**REQUEST**
Repeat all the records exactly, omitting pictures.

(Stored data entries)
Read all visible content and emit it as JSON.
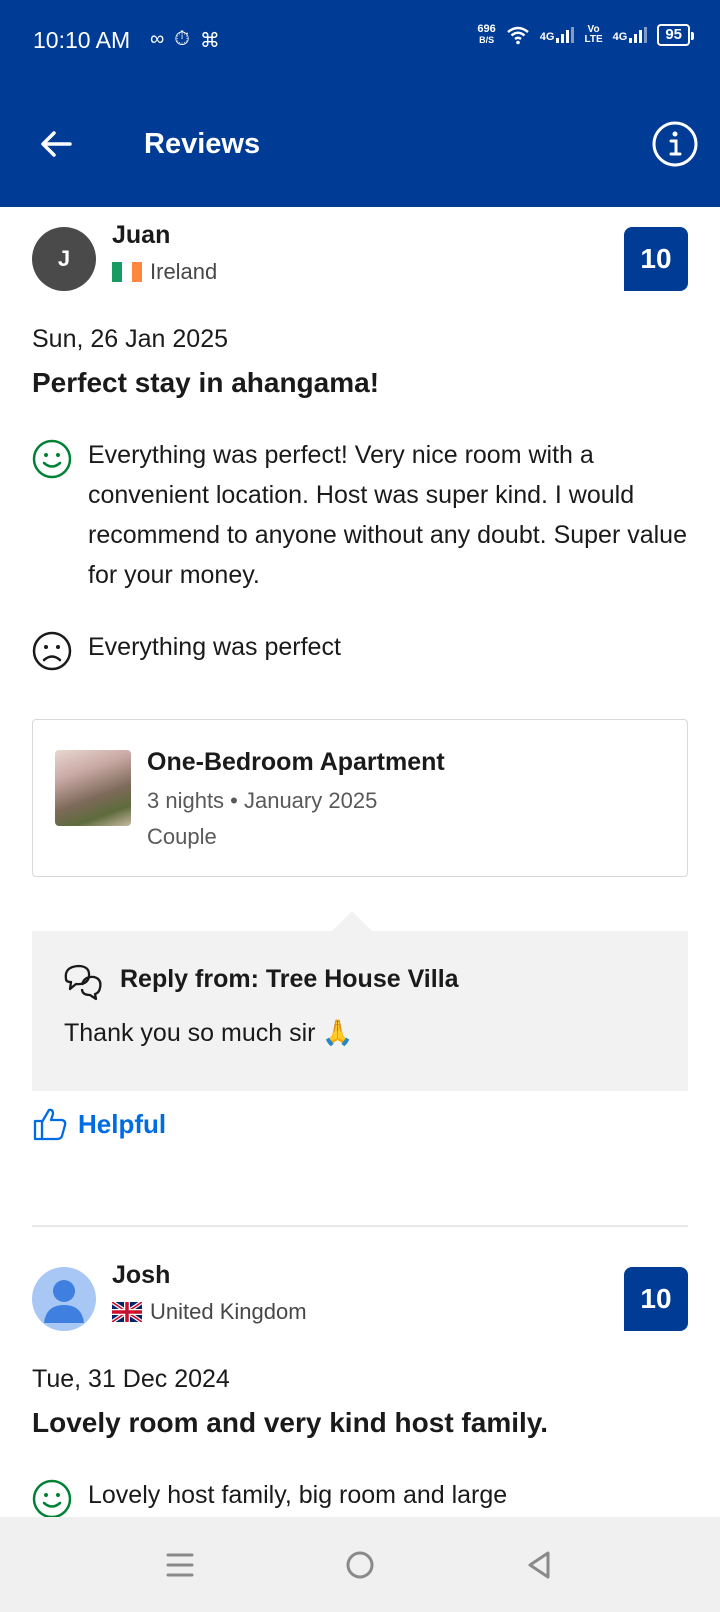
{
  "status_bar": {
    "time": "10:10 AM",
    "speed_value": "696",
    "speed_unit": "B/S",
    "net1": "4G",
    "volte_top": "Vo",
    "volte_bottom": "LTE",
    "net2": "4G",
    "battery": "95"
  },
  "header": {
    "title": "Reviews"
  },
  "reviews": [
    {
      "initial": "J",
      "name": "Juan",
      "country": "Ireland",
      "score": "10",
      "date": "Sun, 26 Jan 2025",
      "title": "Perfect stay in ahangama!",
      "positive": "Everything was perfect! Very nice room with a convenient location. Host was super kind. I would recommend to anyone without any doubt. Super value for your money.",
      "negative": "Everything was perfect",
      "room": {
        "name": "One-Bedroom Apartment",
        "meta": "3 nights • January 2025",
        "type": "Couple"
      },
      "reply": {
        "heading": "Reply from: Tree House Villa",
        "text": "Thank you so much sir 🙏"
      },
      "helpful_label": "Helpful"
    },
    {
      "name": "Josh",
      "country": "United Kingdom",
      "score": "10",
      "date": "Tue, 31 Dec 2024",
      "title": "Lovely room and very kind host family.",
      "positive": "Lovely host family, big room and large"
    }
  ],
  "icons": {
    "back": "arrow-left-icon",
    "info": "info-icon",
    "positive": "smile-icon",
    "negative": "frown-icon",
    "reply": "chat-bubbles-icon",
    "helpful": "thumbs-up-icon"
  },
  "colors": {
    "brand": "#003b95",
    "link": "#006ce4",
    "positive_icon": "#008234"
  }
}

**EXERCISE RESULT**
Read all visible content and emit it as JSON.
{
  "status_bar": {
    "time": "10:10 AM",
    "speed_value": "696",
    "speed_unit": "B/S",
    "net1": "4G",
    "volte_top": "Vo",
    "volte_bottom": "LTE",
    "net2": "4G",
    "battery": "95"
  },
  "header": {
    "title": "Reviews"
  },
  "reviews": [
    {
      "initial": "J",
      "name": "Juan",
      "country": "Ireland",
      "score": "10",
      "date": "Sun, 26 Jan 2025",
      "title": "Perfect stay in ahangama!",
      "positive": "Everything was perfect! Very nice room with a convenient location. Host was super kind. I would recommend to anyone without any doubt. Super value for your money.",
      "negative": "Everything was perfect",
      "room": {
        "name": "One-Bedroom Apartment",
        "meta": "3 nights • January 2025",
        "type": "Couple"
      },
      "reply": {
        "heading": "Reply from: Tree House Villa",
        "text": "Thank you so much sir 🙏"
      },
      "helpful_label": "Helpful"
    },
    {
      "name": "Josh",
      "country": "United Kingdom",
      "score": "10",
      "date": "Tue, 31 Dec 2024",
      "title": "Lovely room and very kind host family.",
      "positive": "Lovely host family, big room and large"
    }
  ],
  "icons": {
    "back": "arrow-left-icon",
    "info": "info-icon",
    "positive": "smile-icon",
    "negative": "frown-icon",
    "reply": "chat-bubbles-icon",
    "helpful": "thumbs-up-icon"
  },
  "colors": {
    "brand": "#003b95",
    "link": "#006ce4",
    "positive_icon": "#008234"
  }
}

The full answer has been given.